━━━━━ Excerpted records

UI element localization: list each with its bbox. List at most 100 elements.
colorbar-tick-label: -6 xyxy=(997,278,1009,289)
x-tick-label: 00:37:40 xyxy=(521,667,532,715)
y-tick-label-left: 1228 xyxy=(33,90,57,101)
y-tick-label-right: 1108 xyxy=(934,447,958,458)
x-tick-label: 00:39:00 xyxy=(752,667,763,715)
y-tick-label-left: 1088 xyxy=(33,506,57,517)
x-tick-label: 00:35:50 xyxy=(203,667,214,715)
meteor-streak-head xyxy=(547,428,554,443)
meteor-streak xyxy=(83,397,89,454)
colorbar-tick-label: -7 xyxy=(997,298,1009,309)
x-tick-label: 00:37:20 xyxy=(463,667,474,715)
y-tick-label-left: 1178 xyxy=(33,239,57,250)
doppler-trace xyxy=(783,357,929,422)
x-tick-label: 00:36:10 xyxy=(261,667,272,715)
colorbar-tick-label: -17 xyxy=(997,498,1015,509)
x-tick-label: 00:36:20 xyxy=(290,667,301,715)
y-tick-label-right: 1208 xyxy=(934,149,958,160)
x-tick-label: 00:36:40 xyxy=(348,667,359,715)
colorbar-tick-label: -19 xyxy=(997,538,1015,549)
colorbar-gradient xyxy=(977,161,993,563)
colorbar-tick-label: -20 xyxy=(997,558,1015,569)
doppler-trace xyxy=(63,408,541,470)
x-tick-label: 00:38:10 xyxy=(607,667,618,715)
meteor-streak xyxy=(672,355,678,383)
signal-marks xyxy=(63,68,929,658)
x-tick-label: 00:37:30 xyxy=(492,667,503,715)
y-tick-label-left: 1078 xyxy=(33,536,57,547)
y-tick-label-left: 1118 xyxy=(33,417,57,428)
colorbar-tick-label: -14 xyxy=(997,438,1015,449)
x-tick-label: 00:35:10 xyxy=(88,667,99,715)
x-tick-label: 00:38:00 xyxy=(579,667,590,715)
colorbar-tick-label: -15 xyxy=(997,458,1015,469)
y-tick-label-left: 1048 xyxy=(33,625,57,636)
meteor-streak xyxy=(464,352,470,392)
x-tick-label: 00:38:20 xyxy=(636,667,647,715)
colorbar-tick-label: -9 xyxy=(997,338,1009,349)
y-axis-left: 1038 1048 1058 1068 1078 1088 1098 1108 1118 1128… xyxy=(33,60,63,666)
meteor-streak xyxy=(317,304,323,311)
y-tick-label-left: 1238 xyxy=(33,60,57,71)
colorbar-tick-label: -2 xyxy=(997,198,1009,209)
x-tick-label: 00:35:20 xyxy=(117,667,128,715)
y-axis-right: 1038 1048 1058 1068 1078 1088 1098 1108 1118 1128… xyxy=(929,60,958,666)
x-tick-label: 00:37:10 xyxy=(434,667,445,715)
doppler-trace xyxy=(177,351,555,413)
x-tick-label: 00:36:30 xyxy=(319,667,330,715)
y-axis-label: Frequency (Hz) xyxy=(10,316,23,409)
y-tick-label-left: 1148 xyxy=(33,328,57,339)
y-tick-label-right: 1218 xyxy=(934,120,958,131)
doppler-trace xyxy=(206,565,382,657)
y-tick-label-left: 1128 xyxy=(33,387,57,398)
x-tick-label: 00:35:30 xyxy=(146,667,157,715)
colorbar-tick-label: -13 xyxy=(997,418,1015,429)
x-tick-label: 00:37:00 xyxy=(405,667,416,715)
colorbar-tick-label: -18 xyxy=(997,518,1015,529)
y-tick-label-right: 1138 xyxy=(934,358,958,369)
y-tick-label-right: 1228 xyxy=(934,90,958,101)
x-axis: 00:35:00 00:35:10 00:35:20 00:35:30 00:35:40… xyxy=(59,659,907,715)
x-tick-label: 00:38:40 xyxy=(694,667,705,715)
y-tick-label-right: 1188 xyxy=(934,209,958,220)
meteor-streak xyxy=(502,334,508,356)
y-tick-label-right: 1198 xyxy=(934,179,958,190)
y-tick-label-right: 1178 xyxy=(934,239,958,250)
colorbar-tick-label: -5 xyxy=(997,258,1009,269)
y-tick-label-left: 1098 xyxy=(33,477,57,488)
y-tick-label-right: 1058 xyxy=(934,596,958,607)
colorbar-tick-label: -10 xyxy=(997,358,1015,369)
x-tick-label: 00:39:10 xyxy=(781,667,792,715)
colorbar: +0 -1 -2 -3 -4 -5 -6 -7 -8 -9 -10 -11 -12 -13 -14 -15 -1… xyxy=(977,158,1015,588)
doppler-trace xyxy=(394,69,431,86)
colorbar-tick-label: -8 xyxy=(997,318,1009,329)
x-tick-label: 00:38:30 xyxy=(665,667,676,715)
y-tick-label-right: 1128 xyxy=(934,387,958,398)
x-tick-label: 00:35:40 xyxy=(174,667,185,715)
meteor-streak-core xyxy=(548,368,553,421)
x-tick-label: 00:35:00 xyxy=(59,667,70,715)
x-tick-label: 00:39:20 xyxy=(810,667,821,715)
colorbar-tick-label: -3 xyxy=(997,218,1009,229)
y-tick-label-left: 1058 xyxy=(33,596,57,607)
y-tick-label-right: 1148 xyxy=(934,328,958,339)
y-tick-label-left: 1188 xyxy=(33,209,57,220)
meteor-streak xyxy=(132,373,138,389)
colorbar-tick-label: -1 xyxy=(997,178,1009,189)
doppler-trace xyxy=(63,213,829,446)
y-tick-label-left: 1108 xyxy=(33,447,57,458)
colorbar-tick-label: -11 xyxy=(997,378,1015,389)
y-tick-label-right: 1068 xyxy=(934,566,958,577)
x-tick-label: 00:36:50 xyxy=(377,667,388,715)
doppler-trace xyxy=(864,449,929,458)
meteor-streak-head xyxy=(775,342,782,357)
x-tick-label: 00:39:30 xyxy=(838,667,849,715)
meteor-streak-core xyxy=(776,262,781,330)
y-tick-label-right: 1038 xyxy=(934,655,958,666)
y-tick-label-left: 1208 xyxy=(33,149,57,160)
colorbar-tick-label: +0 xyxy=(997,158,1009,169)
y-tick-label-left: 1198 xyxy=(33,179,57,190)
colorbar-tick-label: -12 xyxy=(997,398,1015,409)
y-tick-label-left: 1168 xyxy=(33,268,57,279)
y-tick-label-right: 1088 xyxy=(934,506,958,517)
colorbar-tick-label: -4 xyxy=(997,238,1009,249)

━━━━━━━━━━

> Instructions for the task
Reproduce every line of the records above verbatim, from the first to the last.

> The completed task
UI element localization: list each with its bbox. List at most 100 elements.
colorbar-tick-label: -6 xyxy=(997,278,1009,289)
x-tick-label: 00:37:40 xyxy=(521,667,532,715)
y-tick-label-left: 1228 xyxy=(33,90,57,101)
y-tick-label-right: 1108 xyxy=(934,447,958,458)
x-tick-label: 00:39:00 xyxy=(752,667,763,715)
y-tick-label-left: 1088 xyxy=(33,506,57,517)
x-tick-label: 00:35:50 xyxy=(203,667,214,715)
meteor-streak-head xyxy=(547,428,554,443)
meteor-streak xyxy=(83,397,89,454)
colorbar-tick-label: -7 xyxy=(997,298,1009,309)
x-tick-label: 00:37:20 xyxy=(463,667,474,715)
y-tick-label-left: 1178 xyxy=(33,239,57,250)
doppler-trace xyxy=(783,357,929,422)
x-tick-label: 00:36:10 xyxy=(261,667,272,715)
colorbar-tick-label: -17 xyxy=(997,498,1015,509)
x-tick-label: 00:36:20 xyxy=(290,667,301,715)
y-tick-label-right: 1208 xyxy=(934,149,958,160)
x-tick-label: 00:36:40 xyxy=(348,667,359,715)
colorbar-tick-label: -19 xyxy=(997,538,1015,549)
colorbar-gradient xyxy=(977,161,993,563)
colorbar-tick-label: -20 xyxy=(997,558,1015,569)
doppler-trace xyxy=(63,408,541,470)
x-tick-label: 00:38:10 xyxy=(607,667,618,715)
meteor-streak xyxy=(672,355,678,383)
signal-marks xyxy=(63,68,929,658)
x-tick-label: 00:37:30 xyxy=(492,667,503,715)
y-tick-label-left: 1078 xyxy=(33,536,57,547)
y-tick-label-left: 1118 xyxy=(33,417,57,428)
colorbar-tick-label: -14 xyxy=(997,438,1015,449)
x-tick-label: 00:35:10 xyxy=(88,667,99,715)
x-tick-label: 00:38:00 xyxy=(579,667,590,715)
colorbar-tick-label: -15 xyxy=(997,458,1015,469)
y-tick-label-left: 1048 xyxy=(33,625,57,636)
meteor-streak xyxy=(464,352,470,392)
x-tick-label: 00:38:20 xyxy=(636,667,647,715)
colorbar-tick-label: -9 xyxy=(997,338,1009,349)
y-axis-left: 1038 1048 1058 1068 1078 1088 1098 1108 1118 1128… xyxy=(33,60,63,666)
meteor-streak xyxy=(317,304,323,311)
y-tick-label-left: 1238 xyxy=(33,60,57,71)
colorbar-tick-label: -2 xyxy=(997,198,1009,209)
x-tick-label: 00:35:20 xyxy=(117,667,128,715)
y-axis-right: 1038 1048 1058 1068 1078 1088 1098 1108 1118 1128… xyxy=(929,60,958,666)
x-tick-label: 00:37:10 xyxy=(434,667,445,715)
doppler-trace xyxy=(177,351,555,413)
x-tick-label: 00:36:30 xyxy=(319,667,330,715)
y-axis-label: Frequency (Hz) xyxy=(10,316,23,409)
y-tick-label-left: 1148 xyxy=(33,328,57,339)
y-tick-label-right: 1218 xyxy=(934,120,958,131)
doppler-trace xyxy=(206,565,382,657)
y-tick-label-left: 1128 xyxy=(33,387,57,398)
x-tick-label: 00:35:30 xyxy=(146,667,157,715)
colorbar-tick-label: -13 xyxy=(997,418,1015,429)
x-tick-label: 00:37:00 xyxy=(405,667,416,715)
colorbar-tick-label: -18 xyxy=(997,518,1015,529)
y-tick-label-right: 1138 xyxy=(934,358,958,369)
y-tick-label-right: 1228 xyxy=(934,90,958,101)
x-axis: 00:35:00 00:35:10 00:35:20 00:35:30 00:35:40… xyxy=(59,659,907,715)
x-tick-label: 00:38:40 xyxy=(694,667,705,715)
y-tick-label-right: 1188 xyxy=(934,209,958,220)
meteor-streak xyxy=(502,334,508,356)
y-tick-label-right: 1198 xyxy=(934,179,958,190)
y-tick-label-right: 1178 xyxy=(934,239,958,250)
colorbar-tick-label: -5 xyxy=(997,258,1009,269)
y-tick-label-left: 1098 xyxy=(33,477,57,488)
y-tick-label-right: 1058 xyxy=(934,596,958,607)
colorbar-tick-label: -10 xyxy=(997,358,1015,369)
x-tick-label: 00:39:10 xyxy=(781,667,792,715)
colorbar: +0 -1 -2 -3 -4 -5 -6 -7 -8 -9 -10 -11 -12 -13 -14 -15 -1… xyxy=(977,158,1015,588)
doppler-trace xyxy=(394,69,431,86)
colorbar-tick-label: -8 xyxy=(997,318,1009,329)
x-tick-label: 00:38:30 xyxy=(665,667,676,715)
y-tick-label-right: 1128 xyxy=(934,387,958,398)
x-tick-label: 00:35:40 xyxy=(174,667,185,715)
meteor-streak-core xyxy=(548,368,553,421)
x-tick-label: 00:35:00 xyxy=(59,667,70,715)
x-tick-label: 00:39:20 xyxy=(810,667,821,715)
colorbar-tick-label: -3 xyxy=(997,218,1009,229)
y-tick-label-left: 1058 xyxy=(33,596,57,607)
y-tick-label-right: 1148 xyxy=(934,328,958,339)
y-tick-label-left: 1188 xyxy=(33,209,57,220)
meteor-streak xyxy=(132,373,138,389)
colorbar-tick-label: -1 xyxy=(997,178,1009,189)
doppler-trace xyxy=(63,213,829,446)
y-tick-label-left: 1108 xyxy=(33,447,57,458)
colorbar-tick-label: -11 xyxy=(997,378,1015,389)
y-tick-label-right: 1068 xyxy=(934,566,958,577)
x-tick-label: 00:36:50 xyxy=(377,667,388,715)
doppler-trace xyxy=(864,449,929,458)
meteor-streak-head xyxy=(775,342,782,357)
x-tick-label: 00:39:30 xyxy=(838,667,849,715)
meteor-streak-core xyxy=(776,262,781,330)
y-tick-label-right: 1038 xyxy=(934,655,958,666)
y-tick-label-left: 1208 xyxy=(33,149,57,160)
colorbar-tick-label: +0 xyxy=(997,158,1009,169)
y-tick-label-left: 1198 xyxy=(33,179,57,190)
colorbar-tick-label: -12 xyxy=(997,398,1015,409)
y-tick-label-left: 1168 xyxy=(33,268,57,279)
y-tick-label-right: 1088 xyxy=(934,506,958,517)
colorbar-tick-label: -4 xyxy=(997,238,1009,249)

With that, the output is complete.